* BEGIN *

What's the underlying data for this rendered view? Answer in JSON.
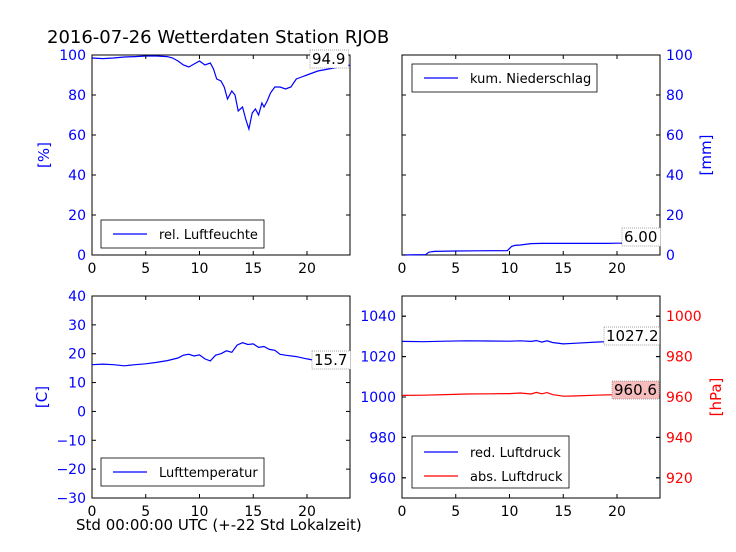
{
  "title": "2016-07-26 Wetterdaten Station RJOB",
  "xlabel": "Std 00:00:00 UTC (+-22 Std Lokalzeit)",
  "colors": {
    "blue": "#0000ff",
    "red": "#ff0000",
    "highlight": "#f7bcbc"
  },
  "chart_data": [
    {
      "type": "line",
      "panel": "humidity",
      "ylabel": "[%]",
      "xlim": [
        0,
        24
      ],
      "ylim": [
        0,
        100
      ],
      "xticks": [
        "0",
        "5",
        "10",
        "15",
        "20"
      ],
      "yticks": [
        "0",
        "20",
        "40",
        "60",
        "80",
        "100"
      ],
      "legend_position": "lower-center",
      "series": [
        {
          "name": "rel. Luftfeuchte",
          "color": "#0000ff",
          "x": [
            0,
            1,
            2,
            3,
            4,
            5,
            6,
            7,
            7.5,
            8,
            8.5,
            9,
            9.5,
            10,
            10.5,
            11,
            11.3,
            11.6,
            12,
            12.3,
            12.6,
            13,
            13.3,
            13.6,
            14,
            14.3,
            14.6,
            14.9,
            15.2,
            15.5,
            15.8,
            16,
            16.3,
            16.6,
            17,
            17.5,
            18,
            18.5,
            19,
            19.5,
            20,
            21,
            22,
            23,
            24
          ],
          "y": [
            98.5,
            98.2,
            98.5,
            99,
            99.2,
            99.5,
            99.5,
            99.2,
            98.5,
            97,
            95,
            94,
            95.5,
            97,
            95,
            96,
            93,
            88,
            87,
            84,
            78,
            82,
            80,
            72,
            74,
            68,
            63,
            71,
            73,
            70,
            76,
            74,
            77,
            81,
            84,
            84,
            83,
            84,
            88,
            89,
            90,
            92,
            93,
            94,
            94.9
          ]
        }
      ],
      "annotation": "94.9"
    },
    {
      "type": "line",
      "panel": "precipitation",
      "ylabel": "[mm]",
      "xlim": [
        0,
        24
      ],
      "ylim": [
        0,
        100
      ],
      "xticks": [
        "0",
        "5",
        "10",
        "15",
        "20"
      ],
      "yticks": [
        "0",
        "20",
        "40",
        "60",
        "80",
        "100"
      ],
      "legend_position": "upper-left",
      "series": [
        {
          "name": "kum. Niederschlag",
          "color": "#0000ff",
          "x": [
            0,
            2.2,
            2.5,
            3,
            5,
            7,
            9.8,
            10.2,
            10.5,
            11,
            12,
            13,
            14,
            15,
            16,
            17,
            18,
            19,
            20,
            21,
            22,
            23,
            24
          ],
          "y": [
            0,
            0.2,
            1.4,
            1.8,
            2,
            2.1,
            2.2,
            4.3,
            4.8,
            5,
            5.7,
            5.8,
            5.8,
            5.8,
            5.8,
            5.8,
            5.8,
            5.8,
            5.9,
            5.9,
            6,
            6,
            6
          ]
        }
      ],
      "annotation": "6.00"
    },
    {
      "type": "line",
      "panel": "temperature",
      "ylabel": "[C]",
      "xlim": [
        0,
        24
      ],
      "ylim": [
        -30,
        40
      ],
      "xticks": [
        "0",
        "5",
        "10",
        "15",
        "20"
      ],
      "yticks": [
        "−30",
        "−20",
        "−10",
        "0",
        "10",
        "20",
        "30",
        "40"
      ],
      "legend_position": "lower-center",
      "series": [
        {
          "name": "Lufttemperatur",
          "color": "#0000ff",
          "x": [
            0,
            1,
            2,
            3,
            4,
            5,
            6,
            7,
            8,
            8.5,
            9,
            9.5,
            10,
            10.5,
            11,
            11.5,
            12,
            12.5,
            13,
            13.5,
            14,
            14.5,
            15,
            15.5,
            16,
            16.5,
            17,
            17.5,
            18,
            19,
            20,
            21,
            22,
            23,
            24
          ],
          "y": [
            16.2,
            16.4,
            16.2,
            15.8,
            16.2,
            16.5,
            17,
            17.6,
            18.5,
            19.5,
            19.8,
            19.2,
            19.6,
            18.2,
            17.5,
            19.5,
            20,
            21,
            20.5,
            23,
            23.8,
            23.2,
            23.4,
            22.2,
            22.5,
            21.5,
            21.2,
            19.8,
            19.5,
            19,
            18.2,
            17.5,
            16.8,
            16,
            15.7
          ]
        }
      ],
      "annotation": "15.7"
    },
    {
      "type": "line",
      "panel": "pressure",
      "ylabel": "[hPa]",
      "xlim": [
        0,
        24
      ],
      "ylim_left": [
        950,
        1050
      ],
      "ylim_right": [
        910,
        1010
      ],
      "xticks": [
        "0",
        "5",
        "10",
        "15",
        "20"
      ],
      "yticks_left": [
        "960",
        "980",
        "1000",
        "1020",
        "1040"
      ],
      "yticks_right": [
        "920",
        "940",
        "960",
        "980",
        "1000"
      ],
      "legend_position": "lower-left",
      "series": [
        {
          "name": "red. Luftdruck",
          "color": "#0000ff",
          "axis": "left",
          "x": [
            0,
            2,
            4,
            6,
            8,
            10,
            11,
            12,
            12.5,
            13,
            13.5,
            14,
            15,
            16,
            18,
            20,
            22,
            24
          ],
          "y": [
            1027.5,
            1027.4,
            1027.6,
            1027.8,
            1027.7,
            1027.6,
            1027.8,
            1027.5,
            1027.9,
            1027.2,
            1027.8,
            1027,
            1026.3,
            1026.6,
            1027.2,
            1027.6,
            1027.4,
            1027.2
          ]
        },
        {
          "name": "abs. Luftdruck",
          "color": "#ff0000",
          "axis": "right",
          "x": [
            0,
            2,
            4,
            6,
            8,
            10,
            11,
            12,
            12.5,
            13,
            13.5,
            14,
            15,
            16,
            18,
            20,
            22,
            24
          ],
          "y": [
            960.8,
            960.9,
            961.2,
            961.5,
            961.6,
            961.7,
            962,
            961.5,
            962.3,
            961.6,
            962.2,
            961.2,
            960.4,
            960.5,
            960.9,
            961.2,
            961,
            960.6
          ]
        }
      ],
      "annotations": [
        "1027.2",
        "960.6"
      ]
    }
  ]
}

* END *

* **Problem details**
In the entries above, find each line with the string "Luftdruck" and copy it.

* **Reply**
          "name": "red. Luftdruck",
          "name": "abs. Luftdruck",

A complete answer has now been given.